(Stored data entries)
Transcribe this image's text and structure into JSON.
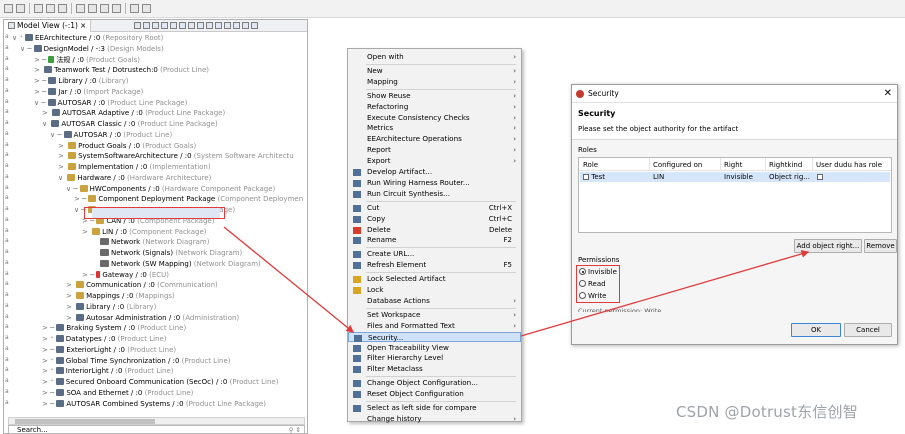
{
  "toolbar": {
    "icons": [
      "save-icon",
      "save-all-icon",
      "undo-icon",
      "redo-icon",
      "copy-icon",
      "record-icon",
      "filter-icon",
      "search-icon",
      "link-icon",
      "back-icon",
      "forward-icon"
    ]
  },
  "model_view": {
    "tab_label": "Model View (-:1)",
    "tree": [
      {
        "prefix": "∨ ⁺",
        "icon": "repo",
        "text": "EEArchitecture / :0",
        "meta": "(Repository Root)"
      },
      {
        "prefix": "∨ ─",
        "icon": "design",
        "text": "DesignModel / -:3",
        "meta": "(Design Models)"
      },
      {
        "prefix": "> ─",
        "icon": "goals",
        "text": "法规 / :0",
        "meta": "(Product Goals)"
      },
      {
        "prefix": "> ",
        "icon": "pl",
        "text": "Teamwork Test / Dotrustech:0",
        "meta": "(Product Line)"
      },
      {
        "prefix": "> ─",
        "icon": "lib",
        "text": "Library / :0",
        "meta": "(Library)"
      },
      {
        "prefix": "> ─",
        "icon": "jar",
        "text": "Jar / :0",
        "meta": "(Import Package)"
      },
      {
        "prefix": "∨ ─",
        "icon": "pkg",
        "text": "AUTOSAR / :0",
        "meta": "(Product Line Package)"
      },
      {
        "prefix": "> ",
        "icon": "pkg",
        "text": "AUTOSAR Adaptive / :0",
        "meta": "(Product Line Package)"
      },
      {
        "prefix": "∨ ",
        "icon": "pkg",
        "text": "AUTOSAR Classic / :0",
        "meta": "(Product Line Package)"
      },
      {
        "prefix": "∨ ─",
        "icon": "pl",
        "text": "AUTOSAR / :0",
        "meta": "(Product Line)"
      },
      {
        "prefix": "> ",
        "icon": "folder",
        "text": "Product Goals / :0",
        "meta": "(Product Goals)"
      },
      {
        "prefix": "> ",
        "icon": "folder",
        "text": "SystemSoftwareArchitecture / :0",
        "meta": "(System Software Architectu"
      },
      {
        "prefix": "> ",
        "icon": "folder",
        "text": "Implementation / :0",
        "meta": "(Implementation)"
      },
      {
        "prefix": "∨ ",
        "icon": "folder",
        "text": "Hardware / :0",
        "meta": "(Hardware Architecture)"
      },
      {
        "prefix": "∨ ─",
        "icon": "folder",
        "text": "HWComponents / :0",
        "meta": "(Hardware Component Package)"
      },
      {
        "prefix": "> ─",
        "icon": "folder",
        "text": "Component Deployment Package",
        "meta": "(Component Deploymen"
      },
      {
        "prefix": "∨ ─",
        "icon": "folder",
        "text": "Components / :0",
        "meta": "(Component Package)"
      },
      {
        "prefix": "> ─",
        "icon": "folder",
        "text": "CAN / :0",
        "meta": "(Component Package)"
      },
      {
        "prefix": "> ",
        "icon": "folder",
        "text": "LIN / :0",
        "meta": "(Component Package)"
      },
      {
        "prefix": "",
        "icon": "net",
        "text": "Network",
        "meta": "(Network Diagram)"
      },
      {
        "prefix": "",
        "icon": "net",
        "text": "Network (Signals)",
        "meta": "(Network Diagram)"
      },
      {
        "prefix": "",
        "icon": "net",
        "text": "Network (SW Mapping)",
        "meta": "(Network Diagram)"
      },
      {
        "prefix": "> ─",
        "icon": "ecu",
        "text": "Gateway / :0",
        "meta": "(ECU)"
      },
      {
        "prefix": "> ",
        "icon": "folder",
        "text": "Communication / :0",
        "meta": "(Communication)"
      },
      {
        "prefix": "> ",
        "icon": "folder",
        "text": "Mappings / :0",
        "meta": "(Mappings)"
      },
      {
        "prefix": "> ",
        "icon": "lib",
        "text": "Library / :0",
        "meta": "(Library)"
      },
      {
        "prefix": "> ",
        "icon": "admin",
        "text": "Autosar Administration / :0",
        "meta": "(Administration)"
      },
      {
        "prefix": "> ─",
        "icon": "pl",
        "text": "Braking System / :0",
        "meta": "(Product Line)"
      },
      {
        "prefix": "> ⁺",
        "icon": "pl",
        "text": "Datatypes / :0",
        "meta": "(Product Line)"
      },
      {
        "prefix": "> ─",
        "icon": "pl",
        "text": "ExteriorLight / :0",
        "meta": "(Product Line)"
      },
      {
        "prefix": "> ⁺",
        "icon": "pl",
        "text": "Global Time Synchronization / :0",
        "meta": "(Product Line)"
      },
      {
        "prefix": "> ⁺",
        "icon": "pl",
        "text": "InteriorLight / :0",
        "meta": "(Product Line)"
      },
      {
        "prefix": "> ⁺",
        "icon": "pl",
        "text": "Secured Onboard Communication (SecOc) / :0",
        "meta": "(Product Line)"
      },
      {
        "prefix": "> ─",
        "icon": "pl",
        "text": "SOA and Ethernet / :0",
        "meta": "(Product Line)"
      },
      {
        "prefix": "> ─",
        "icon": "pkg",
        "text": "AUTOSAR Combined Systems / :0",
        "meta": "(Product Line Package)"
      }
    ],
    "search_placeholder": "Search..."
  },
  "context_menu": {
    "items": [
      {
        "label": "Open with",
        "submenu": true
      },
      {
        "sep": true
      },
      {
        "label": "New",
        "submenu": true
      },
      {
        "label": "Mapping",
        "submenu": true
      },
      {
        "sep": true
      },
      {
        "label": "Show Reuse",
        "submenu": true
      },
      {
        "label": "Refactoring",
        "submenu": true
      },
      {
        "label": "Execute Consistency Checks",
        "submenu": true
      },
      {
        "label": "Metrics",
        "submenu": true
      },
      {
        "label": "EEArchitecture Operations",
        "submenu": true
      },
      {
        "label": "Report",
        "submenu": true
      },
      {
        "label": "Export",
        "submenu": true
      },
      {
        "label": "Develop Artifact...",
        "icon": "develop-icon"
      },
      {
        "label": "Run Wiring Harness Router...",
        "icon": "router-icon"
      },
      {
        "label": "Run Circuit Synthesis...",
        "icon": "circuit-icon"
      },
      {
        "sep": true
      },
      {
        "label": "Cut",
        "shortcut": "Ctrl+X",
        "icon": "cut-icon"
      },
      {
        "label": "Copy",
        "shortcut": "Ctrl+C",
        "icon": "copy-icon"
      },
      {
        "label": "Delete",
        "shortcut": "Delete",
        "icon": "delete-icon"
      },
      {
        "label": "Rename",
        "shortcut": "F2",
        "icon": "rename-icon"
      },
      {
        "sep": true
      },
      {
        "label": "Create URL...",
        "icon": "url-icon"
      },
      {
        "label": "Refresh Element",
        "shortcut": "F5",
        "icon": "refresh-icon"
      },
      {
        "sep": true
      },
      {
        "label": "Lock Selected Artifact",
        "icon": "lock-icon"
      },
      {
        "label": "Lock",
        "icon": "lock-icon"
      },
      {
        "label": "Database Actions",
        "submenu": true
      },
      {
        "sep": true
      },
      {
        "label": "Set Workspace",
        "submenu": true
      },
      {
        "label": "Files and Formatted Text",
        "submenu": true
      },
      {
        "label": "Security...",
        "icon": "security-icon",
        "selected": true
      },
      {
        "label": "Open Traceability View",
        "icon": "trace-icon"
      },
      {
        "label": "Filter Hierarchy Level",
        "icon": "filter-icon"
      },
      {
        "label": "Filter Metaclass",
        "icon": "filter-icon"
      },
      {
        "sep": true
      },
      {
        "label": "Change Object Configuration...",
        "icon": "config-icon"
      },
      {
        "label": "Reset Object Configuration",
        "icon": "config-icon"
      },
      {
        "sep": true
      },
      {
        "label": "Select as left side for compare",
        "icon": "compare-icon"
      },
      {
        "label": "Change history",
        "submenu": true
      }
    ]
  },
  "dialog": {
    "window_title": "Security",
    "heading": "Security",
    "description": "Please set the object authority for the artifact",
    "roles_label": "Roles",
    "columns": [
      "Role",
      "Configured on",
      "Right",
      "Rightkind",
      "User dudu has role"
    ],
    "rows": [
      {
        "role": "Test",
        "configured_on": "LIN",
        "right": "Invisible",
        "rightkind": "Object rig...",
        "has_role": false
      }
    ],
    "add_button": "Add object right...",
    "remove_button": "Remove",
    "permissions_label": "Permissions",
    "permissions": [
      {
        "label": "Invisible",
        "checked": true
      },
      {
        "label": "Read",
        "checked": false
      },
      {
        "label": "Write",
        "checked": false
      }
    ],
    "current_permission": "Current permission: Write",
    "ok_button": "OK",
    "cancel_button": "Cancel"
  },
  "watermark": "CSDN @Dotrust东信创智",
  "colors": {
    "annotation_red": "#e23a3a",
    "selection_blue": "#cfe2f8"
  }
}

= Instructions for the task =
Answer with a single number: the count of lines holding the word "Write".

= Answer to this task =
2